Document text records
==========
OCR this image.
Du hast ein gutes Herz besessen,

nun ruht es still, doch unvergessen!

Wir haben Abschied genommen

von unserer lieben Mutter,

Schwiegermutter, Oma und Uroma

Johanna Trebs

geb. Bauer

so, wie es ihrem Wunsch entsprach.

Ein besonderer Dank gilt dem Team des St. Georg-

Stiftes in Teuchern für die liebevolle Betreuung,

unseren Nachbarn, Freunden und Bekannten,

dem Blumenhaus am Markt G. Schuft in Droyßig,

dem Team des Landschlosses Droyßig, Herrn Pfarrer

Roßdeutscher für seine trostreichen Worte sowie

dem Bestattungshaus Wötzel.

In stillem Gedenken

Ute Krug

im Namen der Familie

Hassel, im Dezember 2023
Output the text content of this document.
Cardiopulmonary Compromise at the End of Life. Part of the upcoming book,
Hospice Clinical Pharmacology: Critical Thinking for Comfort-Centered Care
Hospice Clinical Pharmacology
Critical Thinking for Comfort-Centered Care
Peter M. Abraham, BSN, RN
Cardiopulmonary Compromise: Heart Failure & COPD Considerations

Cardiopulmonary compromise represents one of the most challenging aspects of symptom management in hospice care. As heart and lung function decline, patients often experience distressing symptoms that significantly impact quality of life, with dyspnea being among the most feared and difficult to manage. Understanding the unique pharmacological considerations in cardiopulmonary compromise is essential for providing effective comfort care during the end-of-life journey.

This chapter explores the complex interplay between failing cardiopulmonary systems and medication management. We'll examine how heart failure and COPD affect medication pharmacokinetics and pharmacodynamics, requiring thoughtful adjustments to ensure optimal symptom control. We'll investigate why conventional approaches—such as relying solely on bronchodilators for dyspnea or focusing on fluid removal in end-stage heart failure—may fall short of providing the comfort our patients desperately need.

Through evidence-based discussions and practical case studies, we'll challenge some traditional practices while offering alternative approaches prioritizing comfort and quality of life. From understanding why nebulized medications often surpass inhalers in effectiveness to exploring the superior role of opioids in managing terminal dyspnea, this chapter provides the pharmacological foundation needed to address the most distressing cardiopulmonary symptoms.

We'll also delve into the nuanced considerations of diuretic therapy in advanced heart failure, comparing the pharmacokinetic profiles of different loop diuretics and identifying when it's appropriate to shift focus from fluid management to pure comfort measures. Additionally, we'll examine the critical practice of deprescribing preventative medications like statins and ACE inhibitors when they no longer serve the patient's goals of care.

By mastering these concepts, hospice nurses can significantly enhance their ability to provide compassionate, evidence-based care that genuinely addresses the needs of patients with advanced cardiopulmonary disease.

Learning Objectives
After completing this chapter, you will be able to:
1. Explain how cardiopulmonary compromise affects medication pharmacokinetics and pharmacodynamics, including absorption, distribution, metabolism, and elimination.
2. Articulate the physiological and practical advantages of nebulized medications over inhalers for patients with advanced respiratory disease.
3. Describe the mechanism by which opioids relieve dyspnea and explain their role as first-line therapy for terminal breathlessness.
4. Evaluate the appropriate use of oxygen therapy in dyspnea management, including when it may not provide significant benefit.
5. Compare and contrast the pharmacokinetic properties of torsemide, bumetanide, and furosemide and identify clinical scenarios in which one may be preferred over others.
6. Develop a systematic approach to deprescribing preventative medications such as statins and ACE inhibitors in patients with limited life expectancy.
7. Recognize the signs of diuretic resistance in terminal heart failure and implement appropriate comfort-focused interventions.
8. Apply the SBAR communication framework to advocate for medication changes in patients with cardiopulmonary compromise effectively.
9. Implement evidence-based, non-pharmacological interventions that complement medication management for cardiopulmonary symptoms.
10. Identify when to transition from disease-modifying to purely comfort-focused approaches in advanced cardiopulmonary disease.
==========
Wherever a line in the records contains the word "Centered", copy that line.

Task result:
Hospice Clinical Pharmacology: Critical Thinking for Comfort-Centered Care
Critical Thinking for Comfort-Centered Care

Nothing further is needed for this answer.